» The exercise:
Copy every line in which the string "ändern" occurs.

» Information supplied:

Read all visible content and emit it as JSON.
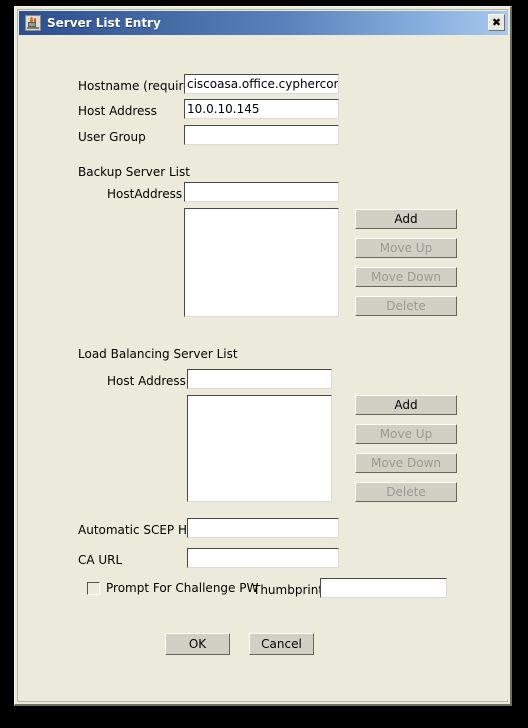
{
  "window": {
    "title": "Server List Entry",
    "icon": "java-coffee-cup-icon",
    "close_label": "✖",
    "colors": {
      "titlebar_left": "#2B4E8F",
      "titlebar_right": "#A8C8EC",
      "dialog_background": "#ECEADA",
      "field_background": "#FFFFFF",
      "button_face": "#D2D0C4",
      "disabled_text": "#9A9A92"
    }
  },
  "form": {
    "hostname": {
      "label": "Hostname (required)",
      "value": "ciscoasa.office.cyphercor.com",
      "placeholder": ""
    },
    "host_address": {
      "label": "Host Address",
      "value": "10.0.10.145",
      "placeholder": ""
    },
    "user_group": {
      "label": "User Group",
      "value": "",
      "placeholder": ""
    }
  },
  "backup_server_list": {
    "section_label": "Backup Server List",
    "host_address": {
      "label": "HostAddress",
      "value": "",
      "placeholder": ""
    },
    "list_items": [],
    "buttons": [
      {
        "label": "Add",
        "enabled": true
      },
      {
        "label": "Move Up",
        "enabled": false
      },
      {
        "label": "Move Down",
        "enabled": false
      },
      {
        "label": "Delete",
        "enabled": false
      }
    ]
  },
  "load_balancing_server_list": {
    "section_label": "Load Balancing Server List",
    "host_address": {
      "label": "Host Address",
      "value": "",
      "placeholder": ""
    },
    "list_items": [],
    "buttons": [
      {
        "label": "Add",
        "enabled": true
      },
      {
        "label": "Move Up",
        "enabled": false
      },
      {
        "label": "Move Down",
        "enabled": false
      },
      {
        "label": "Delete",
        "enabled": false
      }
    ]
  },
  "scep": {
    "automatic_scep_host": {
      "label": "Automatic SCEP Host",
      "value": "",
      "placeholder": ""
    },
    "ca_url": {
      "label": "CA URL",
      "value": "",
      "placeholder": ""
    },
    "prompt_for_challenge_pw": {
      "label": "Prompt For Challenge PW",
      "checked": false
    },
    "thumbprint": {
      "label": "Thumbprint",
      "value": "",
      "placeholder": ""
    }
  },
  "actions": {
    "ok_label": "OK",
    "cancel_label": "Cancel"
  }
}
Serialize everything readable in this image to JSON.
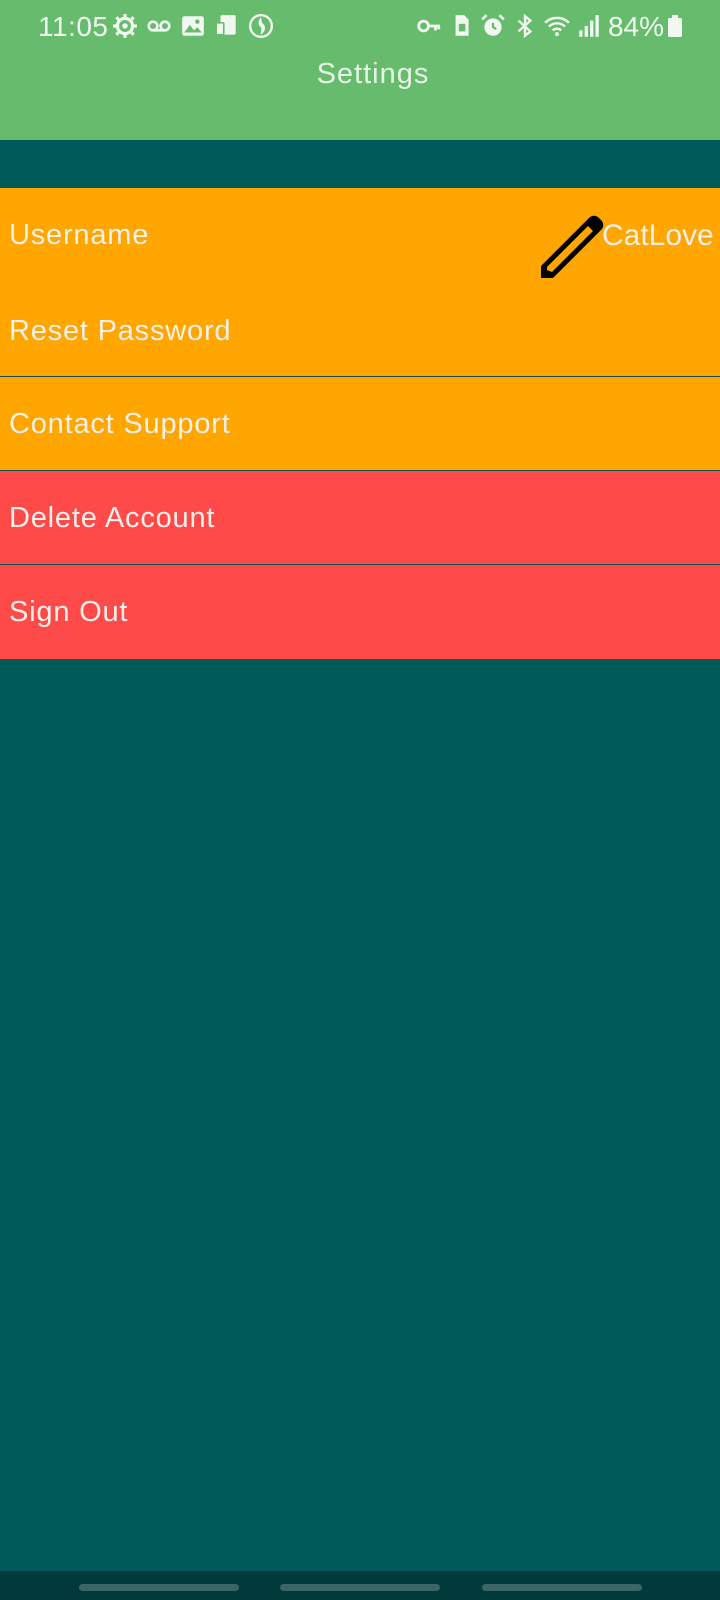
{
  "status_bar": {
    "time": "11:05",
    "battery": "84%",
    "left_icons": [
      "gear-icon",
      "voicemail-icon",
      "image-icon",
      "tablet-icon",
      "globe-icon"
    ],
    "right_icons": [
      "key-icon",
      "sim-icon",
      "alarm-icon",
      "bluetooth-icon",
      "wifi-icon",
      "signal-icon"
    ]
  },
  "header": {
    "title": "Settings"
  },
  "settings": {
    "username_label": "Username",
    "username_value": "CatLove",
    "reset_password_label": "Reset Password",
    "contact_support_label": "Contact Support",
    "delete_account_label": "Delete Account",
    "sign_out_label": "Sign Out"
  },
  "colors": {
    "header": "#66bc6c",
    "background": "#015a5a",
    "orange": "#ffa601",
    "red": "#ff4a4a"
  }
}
* * *
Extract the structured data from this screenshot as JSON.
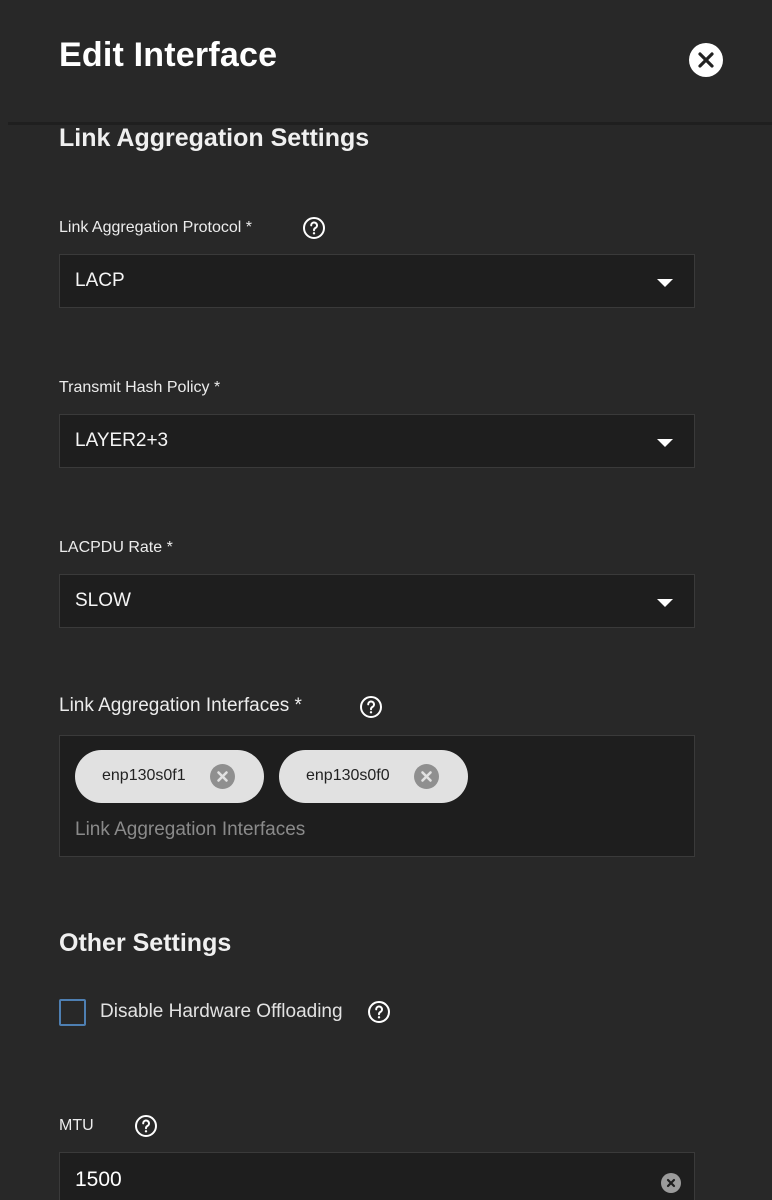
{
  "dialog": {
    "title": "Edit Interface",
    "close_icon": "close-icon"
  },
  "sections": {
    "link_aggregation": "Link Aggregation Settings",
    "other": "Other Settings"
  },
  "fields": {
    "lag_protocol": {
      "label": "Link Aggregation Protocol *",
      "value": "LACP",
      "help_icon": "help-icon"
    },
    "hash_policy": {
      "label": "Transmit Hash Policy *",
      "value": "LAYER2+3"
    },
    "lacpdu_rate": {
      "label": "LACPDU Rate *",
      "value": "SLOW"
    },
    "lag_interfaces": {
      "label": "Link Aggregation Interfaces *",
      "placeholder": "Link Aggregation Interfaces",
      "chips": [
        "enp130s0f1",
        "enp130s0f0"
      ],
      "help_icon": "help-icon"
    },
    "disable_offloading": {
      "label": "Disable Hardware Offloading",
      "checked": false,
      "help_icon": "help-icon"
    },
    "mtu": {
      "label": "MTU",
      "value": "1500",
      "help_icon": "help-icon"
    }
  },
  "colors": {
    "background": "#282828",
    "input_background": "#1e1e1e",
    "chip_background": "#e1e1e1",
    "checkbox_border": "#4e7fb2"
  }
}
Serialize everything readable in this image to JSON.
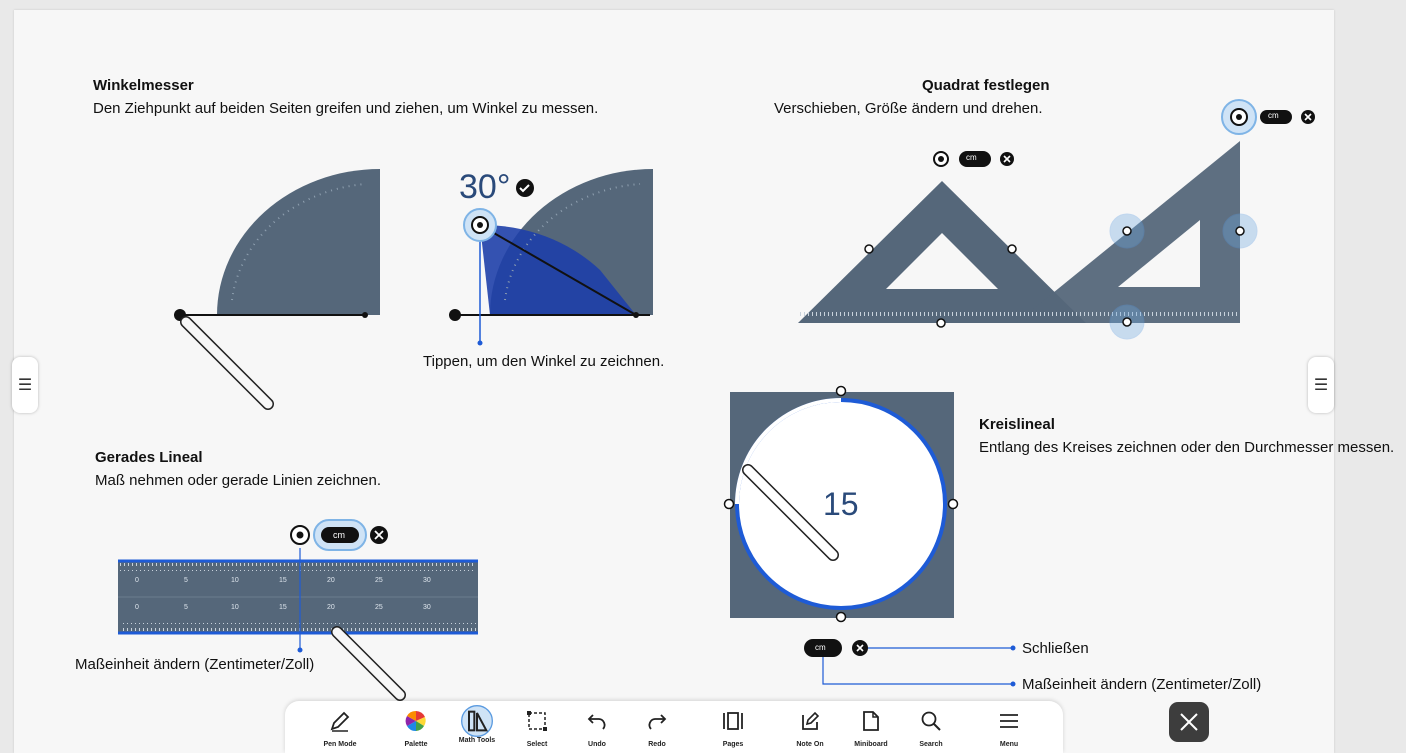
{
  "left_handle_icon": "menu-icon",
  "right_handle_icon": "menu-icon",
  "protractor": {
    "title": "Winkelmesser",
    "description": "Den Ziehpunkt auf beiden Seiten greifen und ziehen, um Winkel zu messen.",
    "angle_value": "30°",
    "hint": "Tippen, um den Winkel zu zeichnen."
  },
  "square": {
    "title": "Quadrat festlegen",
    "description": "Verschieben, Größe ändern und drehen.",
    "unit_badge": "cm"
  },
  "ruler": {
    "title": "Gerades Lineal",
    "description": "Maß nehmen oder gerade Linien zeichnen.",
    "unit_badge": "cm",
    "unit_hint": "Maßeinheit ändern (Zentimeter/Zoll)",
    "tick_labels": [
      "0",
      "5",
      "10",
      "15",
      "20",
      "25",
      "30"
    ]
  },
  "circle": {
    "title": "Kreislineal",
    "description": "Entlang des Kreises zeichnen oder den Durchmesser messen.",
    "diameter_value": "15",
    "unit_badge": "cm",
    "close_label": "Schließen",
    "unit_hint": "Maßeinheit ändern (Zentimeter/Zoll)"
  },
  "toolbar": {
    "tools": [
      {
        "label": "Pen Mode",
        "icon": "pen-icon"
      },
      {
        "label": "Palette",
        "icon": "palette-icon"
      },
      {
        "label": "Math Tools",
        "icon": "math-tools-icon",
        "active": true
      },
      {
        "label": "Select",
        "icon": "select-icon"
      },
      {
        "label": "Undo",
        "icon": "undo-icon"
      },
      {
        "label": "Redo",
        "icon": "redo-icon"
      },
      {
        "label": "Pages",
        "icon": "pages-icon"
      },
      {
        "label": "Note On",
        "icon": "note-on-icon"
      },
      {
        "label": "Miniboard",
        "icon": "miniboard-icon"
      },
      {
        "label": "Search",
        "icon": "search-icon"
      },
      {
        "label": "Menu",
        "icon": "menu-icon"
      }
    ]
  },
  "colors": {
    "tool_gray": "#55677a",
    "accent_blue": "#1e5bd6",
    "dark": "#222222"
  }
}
---
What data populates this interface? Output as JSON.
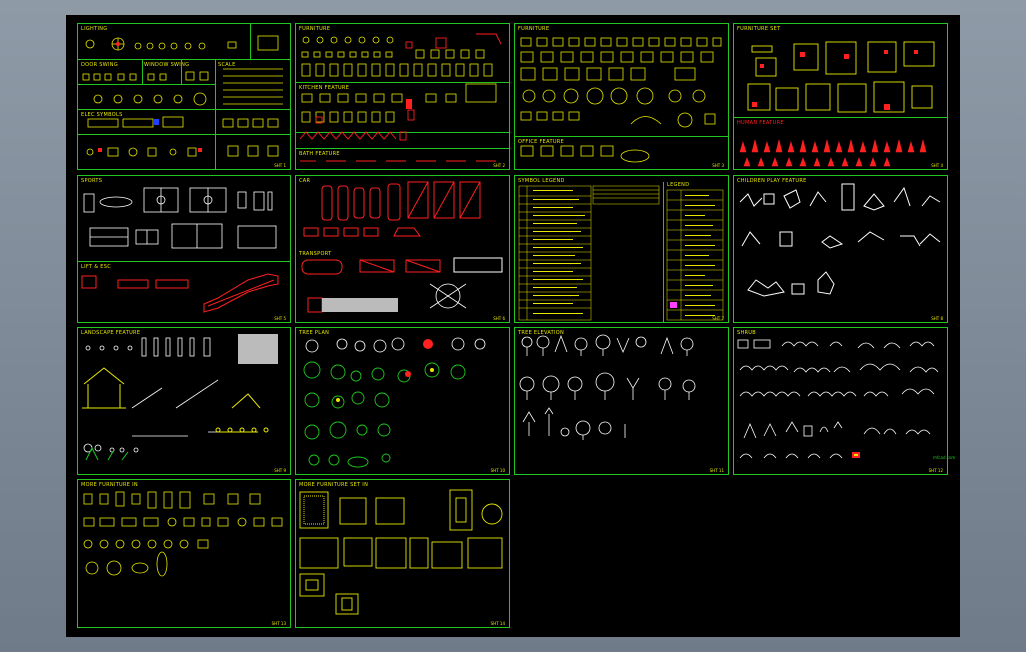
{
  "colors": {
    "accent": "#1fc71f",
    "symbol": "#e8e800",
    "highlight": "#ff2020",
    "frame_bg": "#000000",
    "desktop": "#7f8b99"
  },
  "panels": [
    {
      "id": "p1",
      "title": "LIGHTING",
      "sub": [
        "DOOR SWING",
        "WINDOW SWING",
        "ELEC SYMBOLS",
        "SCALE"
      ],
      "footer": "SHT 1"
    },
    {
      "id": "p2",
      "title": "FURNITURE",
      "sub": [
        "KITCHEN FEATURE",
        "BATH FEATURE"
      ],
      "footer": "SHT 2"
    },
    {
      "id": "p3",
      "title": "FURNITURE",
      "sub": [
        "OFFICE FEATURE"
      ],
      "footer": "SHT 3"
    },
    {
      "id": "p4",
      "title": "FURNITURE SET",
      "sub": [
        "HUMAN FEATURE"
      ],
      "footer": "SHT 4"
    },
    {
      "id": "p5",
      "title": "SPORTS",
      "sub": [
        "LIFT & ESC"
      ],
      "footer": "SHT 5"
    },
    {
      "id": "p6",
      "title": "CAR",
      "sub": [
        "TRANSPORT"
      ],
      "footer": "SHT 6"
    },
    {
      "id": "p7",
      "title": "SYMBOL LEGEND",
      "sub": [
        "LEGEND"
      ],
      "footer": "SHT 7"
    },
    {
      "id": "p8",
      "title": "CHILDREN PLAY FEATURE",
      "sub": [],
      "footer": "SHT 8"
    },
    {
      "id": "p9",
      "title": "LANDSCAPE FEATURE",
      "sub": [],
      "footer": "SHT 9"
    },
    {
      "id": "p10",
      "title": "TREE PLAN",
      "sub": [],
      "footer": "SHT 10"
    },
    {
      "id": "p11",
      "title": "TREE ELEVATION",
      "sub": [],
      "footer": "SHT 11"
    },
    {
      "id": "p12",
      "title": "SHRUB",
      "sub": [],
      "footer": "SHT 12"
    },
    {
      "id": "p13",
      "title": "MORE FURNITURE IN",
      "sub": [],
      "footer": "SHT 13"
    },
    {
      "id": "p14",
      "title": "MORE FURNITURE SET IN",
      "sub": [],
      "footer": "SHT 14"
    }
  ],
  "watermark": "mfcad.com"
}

» Full answer:
    "description": "Verschieben, Größe ändern und drehen.",
    "unit_hint": "Maßeinheit ändern (Zentimeter/Zoll)",
    "unit_hint": "Maßeinheit ändern (Zentimeter/Zoll)"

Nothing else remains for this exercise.